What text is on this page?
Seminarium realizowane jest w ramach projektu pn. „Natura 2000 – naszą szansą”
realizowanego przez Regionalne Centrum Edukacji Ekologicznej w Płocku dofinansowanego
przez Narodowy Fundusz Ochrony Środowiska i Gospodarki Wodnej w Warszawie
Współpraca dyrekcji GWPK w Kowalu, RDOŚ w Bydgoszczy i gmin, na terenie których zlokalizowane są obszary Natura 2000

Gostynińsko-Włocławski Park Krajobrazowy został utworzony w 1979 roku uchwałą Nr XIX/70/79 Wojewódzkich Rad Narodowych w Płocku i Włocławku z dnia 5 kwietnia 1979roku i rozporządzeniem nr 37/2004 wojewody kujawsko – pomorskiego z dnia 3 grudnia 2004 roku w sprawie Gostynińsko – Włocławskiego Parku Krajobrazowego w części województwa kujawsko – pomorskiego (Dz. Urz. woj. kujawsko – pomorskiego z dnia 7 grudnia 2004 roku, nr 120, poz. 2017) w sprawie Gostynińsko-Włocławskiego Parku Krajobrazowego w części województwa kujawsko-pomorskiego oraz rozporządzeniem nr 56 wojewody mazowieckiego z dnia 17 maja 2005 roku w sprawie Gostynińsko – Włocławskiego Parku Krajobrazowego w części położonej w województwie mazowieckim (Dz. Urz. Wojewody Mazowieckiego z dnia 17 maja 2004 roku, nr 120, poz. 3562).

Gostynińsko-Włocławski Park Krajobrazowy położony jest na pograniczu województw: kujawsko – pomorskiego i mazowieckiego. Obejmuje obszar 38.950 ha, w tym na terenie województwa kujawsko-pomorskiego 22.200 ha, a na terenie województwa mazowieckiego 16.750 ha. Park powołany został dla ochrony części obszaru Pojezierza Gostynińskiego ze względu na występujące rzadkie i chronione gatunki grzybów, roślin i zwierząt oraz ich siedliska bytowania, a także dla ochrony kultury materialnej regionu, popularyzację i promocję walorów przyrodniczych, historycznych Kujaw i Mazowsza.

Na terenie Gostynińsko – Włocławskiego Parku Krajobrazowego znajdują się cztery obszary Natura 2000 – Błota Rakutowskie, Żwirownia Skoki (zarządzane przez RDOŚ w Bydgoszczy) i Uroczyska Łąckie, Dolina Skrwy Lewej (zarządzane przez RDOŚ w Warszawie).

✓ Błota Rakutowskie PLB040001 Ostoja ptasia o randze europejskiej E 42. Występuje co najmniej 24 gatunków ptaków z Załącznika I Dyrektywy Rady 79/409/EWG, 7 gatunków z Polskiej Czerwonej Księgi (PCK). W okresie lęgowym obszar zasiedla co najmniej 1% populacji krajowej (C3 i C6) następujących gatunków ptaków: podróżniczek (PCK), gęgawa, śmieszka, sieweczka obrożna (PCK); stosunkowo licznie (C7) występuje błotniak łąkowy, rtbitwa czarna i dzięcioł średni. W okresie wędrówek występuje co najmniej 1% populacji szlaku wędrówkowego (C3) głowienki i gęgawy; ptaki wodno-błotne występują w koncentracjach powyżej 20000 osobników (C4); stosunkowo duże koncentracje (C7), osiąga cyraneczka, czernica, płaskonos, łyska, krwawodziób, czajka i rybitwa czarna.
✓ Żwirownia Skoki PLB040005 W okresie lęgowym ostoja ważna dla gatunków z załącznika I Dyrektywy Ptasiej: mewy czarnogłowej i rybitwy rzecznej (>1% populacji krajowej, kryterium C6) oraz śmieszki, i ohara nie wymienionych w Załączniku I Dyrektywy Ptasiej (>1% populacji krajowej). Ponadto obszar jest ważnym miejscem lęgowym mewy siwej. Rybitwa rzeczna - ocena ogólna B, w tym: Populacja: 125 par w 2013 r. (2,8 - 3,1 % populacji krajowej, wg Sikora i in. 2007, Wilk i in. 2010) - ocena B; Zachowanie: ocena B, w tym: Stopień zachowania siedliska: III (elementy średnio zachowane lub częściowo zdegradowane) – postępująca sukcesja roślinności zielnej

==========

▸ **Problem requirements**
Repeat each record in full; every line must match exactly.

▸ **Solution to this task**
What text is on this page?
Seminarium realizowane jest w ramach projektu pn. „Natura 2000 – naszą szansą”
realizowanego przez Regionalne Centrum Edukacji Ekologicznej w Płocku dofinansowanego
przez Narodowy Fundusz Ochrony Środowiska i Gospodarki Wodnej w Warszawie
Współpraca dyrekcji GWPK w Kowalu, RDOŚ w Bydgoszczy i gmin, na terenie których zlokalizowane są obszary Natura 2000

Gostynińsko-Włocławski Park Krajobrazowy został utworzony w 1979 roku uchwałą Nr XIX/70/79 Wojewódzkich Rad Narodowych w Płocku i Włocławku z dnia 5 kwietnia 1979roku i rozporządzeniem nr 37/2004 wojewody kujawsko – pomorskiego z dnia 3 grudnia 2004 roku w sprawie Gostynińsko – Włocławskiego Parku Krajobrazowego w części województwa kujawsko – pomorskiego (Dz. Urz. woj. kujawsko – pomorskiego z dnia 7 grudnia 2004 roku, nr 120, poz. 2017) w sprawie Gostynińsko-Włocławskiego Parku Krajobrazowego w części województwa kujawsko-pomorskiego oraz rozporządzeniem nr 56 wojewody mazowieckiego z dnia 17 maja 2005 roku w sprawie Gostynińsko – Włocławskiego Parku Krajobrazowego w części położonej w województwie mazowieckim (Dz. Urz. Wojewody Mazowieckiego z dnia 17 maja 2004 roku, nr 120, poz. 3562).

Gostynińsko-Włocławski Park Krajobrazowy położony jest na pograniczu województw: kujawsko – pomorskiego i mazowieckiego. Obejmuje obszar 38.950 ha, w tym na terenie województwa kujawsko-pomorskiego 22.200 ha, a na terenie województwa mazowieckiego 16.750 ha. Park powołany został dla ochrony części obszaru Pojezierza Gostynińskiego ze względu na występujące rzadkie i chronione gatunki grzybów, roślin i zwierząt oraz ich siedliska bytowania, a także dla ochrony kultury materialnej regionu, popularyzację i promocję walorów przyrodniczych, historycznych Kujaw i Mazowsza.

Na terenie Gostynińsko – Włocławskiego Parku Krajobrazowego znajdują się cztery obszary Natura 2000 – Błota Rakutowskie, Żwirownia Skoki (zarządzane przez RDOŚ w Bydgoszczy) i Uroczyska Łąckie, Dolina Skrwy Lewej (zarządzane przez RDOŚ w Warszawie).

✓ Błota Rakutowskie PLB040001 Ostoja ptasia o randze europejskiej E 42. Występuje co najmniej 24 gatunków ptaków z Załącznika I Dyrektywy Rady 79/409/EWG, 7 gatunków z Polskiej Czerwonej Księgi (PCK). W okresie lęgowym obszar zasiedla co najmniej 1% populacji krajowej (C3 i C6) następujących gatunków ptaków: podróżniczek (PCK), gęgawa, śmieszka, sieweczka obrożna (PCK); stosunkowo licznie (C7) występuje błotniak łąkowy, rtbitwa czarna i dzięcioł średni. W okresie wędrówek występuje co najmniej 1% populacji szlaku wędrówkowego (C3) głowienki i gęgawy; ptaki wodno-błotne występują w koncentracjach powyżej 20000 osobników (C4); stosunkowo duże koncentracje (C7), osiąga cyraneczka, czernica, płaskonos, łyska, krwawodziób, czajka i rybitwa czarna.
✓ Żwirownia Skoki PLB040005 W okresie lęgowym ostoja ważna dla gatunków z załącznika I Dyrektywy Ptasiej: mewy czarnogłowej i rybitwy rzecznej (>1% populacji krajowej, kryterium C6) oraz śmieszki, i ohara nie wymienionych w Załączniku I Dyrektywy Ptasiej (>1% populacji krajowej). Ponadto obszar jest ważnym miejscem lęgowym mewy siwej. Rybitwa rzeczna - ocena ogólna B, w tym: Populacja: 125 par w 2013 r. (2,8 - 3,1 % populacji krajowej, wg Sikora i in. 2007, Wilk i in. 2010) - ocena B; Zachowanie: ocena B, w tym: Stopień zachowania siedliska: III (elementy średnio zachowane lub częściowo zdegradowane) – postępująca sukcesja roślinności zielnej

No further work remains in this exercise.